══ MATERIAL PROVIDED ══
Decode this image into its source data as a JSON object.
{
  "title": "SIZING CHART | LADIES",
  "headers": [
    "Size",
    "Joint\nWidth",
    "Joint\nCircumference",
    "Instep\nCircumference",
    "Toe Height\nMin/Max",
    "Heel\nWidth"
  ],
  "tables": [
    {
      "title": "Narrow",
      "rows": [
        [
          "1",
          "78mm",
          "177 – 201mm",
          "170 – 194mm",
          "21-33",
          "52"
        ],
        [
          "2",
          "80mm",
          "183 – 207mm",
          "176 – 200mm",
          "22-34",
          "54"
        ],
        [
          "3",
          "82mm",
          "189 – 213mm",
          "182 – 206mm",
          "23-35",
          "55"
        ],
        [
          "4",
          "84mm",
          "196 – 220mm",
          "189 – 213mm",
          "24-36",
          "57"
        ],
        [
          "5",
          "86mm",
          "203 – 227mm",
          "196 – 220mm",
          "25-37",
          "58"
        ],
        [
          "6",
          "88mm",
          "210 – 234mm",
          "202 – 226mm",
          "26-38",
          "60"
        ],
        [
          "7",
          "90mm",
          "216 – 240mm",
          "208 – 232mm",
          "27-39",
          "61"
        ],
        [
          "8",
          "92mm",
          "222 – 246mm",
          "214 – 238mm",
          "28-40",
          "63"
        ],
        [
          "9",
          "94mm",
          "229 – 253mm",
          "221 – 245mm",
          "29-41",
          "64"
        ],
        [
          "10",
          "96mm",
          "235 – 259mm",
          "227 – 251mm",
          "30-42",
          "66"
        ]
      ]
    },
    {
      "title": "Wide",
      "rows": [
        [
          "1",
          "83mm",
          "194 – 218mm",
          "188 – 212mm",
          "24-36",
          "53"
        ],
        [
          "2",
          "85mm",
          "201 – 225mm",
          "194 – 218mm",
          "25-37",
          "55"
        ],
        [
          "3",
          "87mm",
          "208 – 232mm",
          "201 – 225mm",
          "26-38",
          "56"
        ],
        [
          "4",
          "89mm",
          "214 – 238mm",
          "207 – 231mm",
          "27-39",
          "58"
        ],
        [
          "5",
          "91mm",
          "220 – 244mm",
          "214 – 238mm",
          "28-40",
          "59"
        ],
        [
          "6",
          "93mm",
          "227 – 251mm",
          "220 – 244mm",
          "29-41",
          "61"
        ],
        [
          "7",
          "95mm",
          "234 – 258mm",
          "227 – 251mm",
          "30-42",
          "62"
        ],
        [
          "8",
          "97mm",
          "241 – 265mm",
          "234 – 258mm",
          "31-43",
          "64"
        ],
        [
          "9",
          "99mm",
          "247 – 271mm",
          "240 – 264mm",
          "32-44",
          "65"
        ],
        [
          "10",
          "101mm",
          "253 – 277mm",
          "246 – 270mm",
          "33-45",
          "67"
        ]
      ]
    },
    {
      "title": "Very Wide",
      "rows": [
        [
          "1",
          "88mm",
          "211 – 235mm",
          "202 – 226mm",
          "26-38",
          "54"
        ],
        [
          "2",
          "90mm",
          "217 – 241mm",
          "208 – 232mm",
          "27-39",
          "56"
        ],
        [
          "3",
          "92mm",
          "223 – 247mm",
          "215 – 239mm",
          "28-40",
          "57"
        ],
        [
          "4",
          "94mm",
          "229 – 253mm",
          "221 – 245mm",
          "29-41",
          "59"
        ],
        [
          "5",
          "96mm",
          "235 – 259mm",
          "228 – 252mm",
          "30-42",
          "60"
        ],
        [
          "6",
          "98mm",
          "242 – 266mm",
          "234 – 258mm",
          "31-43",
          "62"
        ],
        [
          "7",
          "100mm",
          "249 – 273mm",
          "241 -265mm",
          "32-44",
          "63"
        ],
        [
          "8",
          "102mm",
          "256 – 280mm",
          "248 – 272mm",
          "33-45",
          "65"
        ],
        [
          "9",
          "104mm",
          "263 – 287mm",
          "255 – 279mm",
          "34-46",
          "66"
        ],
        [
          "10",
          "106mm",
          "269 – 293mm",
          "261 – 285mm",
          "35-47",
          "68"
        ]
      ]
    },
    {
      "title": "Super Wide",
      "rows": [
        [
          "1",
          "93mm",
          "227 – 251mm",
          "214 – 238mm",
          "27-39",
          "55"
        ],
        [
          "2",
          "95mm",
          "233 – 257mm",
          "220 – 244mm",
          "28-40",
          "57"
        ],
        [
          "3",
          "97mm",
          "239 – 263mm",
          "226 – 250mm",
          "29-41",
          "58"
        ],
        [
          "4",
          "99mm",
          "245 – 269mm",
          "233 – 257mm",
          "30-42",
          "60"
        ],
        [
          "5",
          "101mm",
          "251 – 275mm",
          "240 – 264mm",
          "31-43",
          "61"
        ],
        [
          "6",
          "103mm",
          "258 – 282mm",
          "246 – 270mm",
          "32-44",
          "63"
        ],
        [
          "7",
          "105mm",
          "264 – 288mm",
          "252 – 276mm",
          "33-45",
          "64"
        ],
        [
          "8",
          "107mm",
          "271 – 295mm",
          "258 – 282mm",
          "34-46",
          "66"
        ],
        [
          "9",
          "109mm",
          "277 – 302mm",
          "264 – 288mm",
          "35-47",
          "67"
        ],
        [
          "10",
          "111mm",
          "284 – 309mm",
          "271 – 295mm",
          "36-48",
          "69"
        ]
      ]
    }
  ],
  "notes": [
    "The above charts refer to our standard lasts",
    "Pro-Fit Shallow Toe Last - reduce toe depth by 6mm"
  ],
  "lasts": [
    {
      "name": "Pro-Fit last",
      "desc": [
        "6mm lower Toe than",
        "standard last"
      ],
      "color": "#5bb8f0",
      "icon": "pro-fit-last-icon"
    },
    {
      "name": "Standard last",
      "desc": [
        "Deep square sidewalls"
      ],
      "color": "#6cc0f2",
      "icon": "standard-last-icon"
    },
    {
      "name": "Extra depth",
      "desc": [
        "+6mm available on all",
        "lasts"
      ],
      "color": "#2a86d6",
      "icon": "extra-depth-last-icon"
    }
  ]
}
═══
• **STATED EXERCISE**
Return each line of the records above exactly as it reads.

• **FINAL RESULT**
Decode this image into its source data as a JSON object.
{
  "title": "SIZING CHART | LADIES",
  "headers": [
    "Size",
    "Joint\nWidth",
    "Joint\nCircumference",
    "Instep\nCircumference",
    "Toe Height\nMin/Max",
    "Heel\nWidth"
  ],
  "tables": [
    {
      "title": "Narrow",
      "rows": [
        [
          "1",
          "78mm",
          "177 – 201mm",
          "170 – 194mm",
          "21-33",
          "52"
        ],
        [
          "2",
          "80mm",
          "183 – 207mm",
          "176 – 200mm",
          "22-34",
          "54"
        ],
        [
          "3",
          "82mm",
          "189 – 213mm",
          "182 – 206mm",
          "23-35",
          "55"
        ],
        [
          "4",
          "84mm",
          "196 – 220mm",
          "189 – 213mm",
          "24-36",
          "57"
        ],
        [
          "5",
          "86mm",
          "203 – 227mm",
          "196 – 220mm",
          "25-37",
          "58"
        ],
        [
          "6",
          "88mm",
          "210 – 234mm",
          "202 – 226mm",
          "26-38",
          "60"
        ],
        [
          "7",
          "90mm",
          "216 – 240mm",
          "208 – 232mm",
          "27-39",
          "61"
        ],
        [
          "8",
          "92mm",
          "222 – 246mm",
          "214 – 238mm",
          "28-40",
          "63"
        ],
        [
          "9",
          "94mm",
          "229 – 253mm",
          "221 – 245mm",
          "29-41",
          "64"
        ],
        [
          "10",
          "96mm",
          "235 – 259mm",
          "227 – 251mm",
          "30-42",
          "66"
        ]
      ]
    },
    {
      "title": "Wide",
      "rows": [
        [
          "1",
          "83mm",
          "194 – 218mm",
          "188 – 212mm",
          "24-36",
          "53"
        ],
        [
          "2",
          "85mm",
          "201 – 225mm",
          "194 – 218mm",
          "25-37",
          "55"
        ],
        [
          "3",
          "87mm",
          "208 – 232mm",
          "201 – 225mm",
          "26-38",
          "56"
        ],
        [
          "4",
          "89mm",
          "214 – 238mm",
          "207 – 231mm",
          "27-39",
          "58"
        ],
        [
          "5",
          "91mm",
          "220 – 244mm",
          "214 – 238mm",
          "28-40",
          "59"
        ],
        [
          "6",
          "93mm",
          "227 – 251mm",
          "220 – 244mm",
          "29-41",
          "61"
        ],
        [
          "7",
          "95mm",
          "234 – 258mm",
          "227 – 251mm",
          "30-42",
          "62"
        ],
        [
          "8",
          "97mm",
          "241 – 265mm",
          "234 – 258mm",
          "31-43",
          "64"
        ],
        [
          "9",
          "99mm",
          "247 – 271mm",
          "240 – 264mm",
          "32-44",
          "65"
        ],
        [
          "10",
          "101mm",
          "253 – 277mm",
          "246 – 270mm",
          "33-45",
          "67"
        ]
      ]
    },
    {
      "title": "Very Wide",
      "rows": [
        [
          "1",
          "88mm",
          "211 – 235mm",
          "202 – 226mm",
          "26-38",
          "54"
        ],
        [
          "2",
          "90mm",
          "217 – 241mm",
          "208 – 232mm",
          "27-39",
          "56"
        ],
        [
          "3",
          "92mm",
          "223 – 247mm",
          "215 – 239mm",
          "28-40",
          "57"
        ],
        [
          "4",
          "94mm",
          "229 – 253mm",
          "221 – 245mm",
          "29-41",
          "59"
        ],
        [
          "5",
          "96mm",
          "235 – 259mm",
          "228 – 252mm",
          "30-42",
          "60"
        ],
        [
          "6",
          "98mm",
          "242 – 266mm",
          "234 – 258mm",
          "31-43",
          "62"
        ],
        [
          "7",
          "100mm",
          "249 – 273mm",
          "241 -265mm",
          "32-44",
          "63"
        ],
        [
          "8",
          "102mm",
          "256 – 280mm",
          "248 – 272mm",
          "33-45",
          "65"
        ],
        [
          "9",
          "104mm",
          "263 – 287mm",
          "255 – 279mm",
          "34-46",
          "66"
        ],
        [
          "10",
          "106mm",
          "269 – 293mm",
          "261 – 285mm",
          "35-47",
          "68"
        ]
      ]
    },
    {
      "title": "Super Wide",
      "rows": [
        [
          "1",
          "93mm",
          "227 – 251mm",
          "214 – 238mm",
          "27-39",
          "55"
        ],
        [
          "2",
          "95mm",
          "233 – 257mm",
          "220 – 244mm",
          "28-40",
          "57"
        ],
        [
          "3",
          "97mm",
          "239 – 263mm",
          "226 – 250mm",
          "29-41",
          "58"
        ],
        [
          "4",
          "99mm",
          "245 – 269mm",
          "233 – 257mm",
          "30-42",
          "60"
        ],
        [
          "5",
          "101mm",
          "251 – 275mm",
          "240 – 264mm",
          "31-43",
          "61"
        ],
        [
          "6",
          "103mm",
          "258 – 282mm",
          "246 – 270mm",
          "32-44",
          "63"
        ],
        [
          "7",
          "105mm",
          "264 – 288mm",
          "252 – 276mm",
          "33-45",
          "64"
        ],
        [
          "8",
          "107mm",
          "271 – 295mm",
          "258 – 282mm",
          "34-46",
          "66"
        ],
        [
          "9",
          "109mm",
          "277 – 302mm",
          "264 – 288mm",
          "35-47",
          "67"
        ],
        [
          "10",
          "111mm",
          "284 – 309mm",
          "271 – 295mm",
          "36-48",
          "69"
        ]
      ]
    }
  ],
  "notes": [
    "The above charts refer to our standard lasts",
    "Pro-Fit Shallow Toe Last - reduce toe depth by 6mm"
  ],
  "lasts": [
    {
      "name": "Pro-Fit last",
      "desc": [
        "6mm lower Toe than",
        "standard last"
      ],
      "color": "#5bb8f0",
      "icon": "pro-fit-last-icon"
    },
    {
      "name": "Standard last",
      "desc": [
        "Deep square sidewalls"
      ],
      "color": "#6cc0f2",
      "icon": "standard-last-icon"
    },
    {
      "name": "Extra depth",
      "desc": [
        "+6mm available on all",
        "lasts"
      ],
      "color": "#2a86d6",
      "icon": "extra-depth-last-icon"
    }
  ]
}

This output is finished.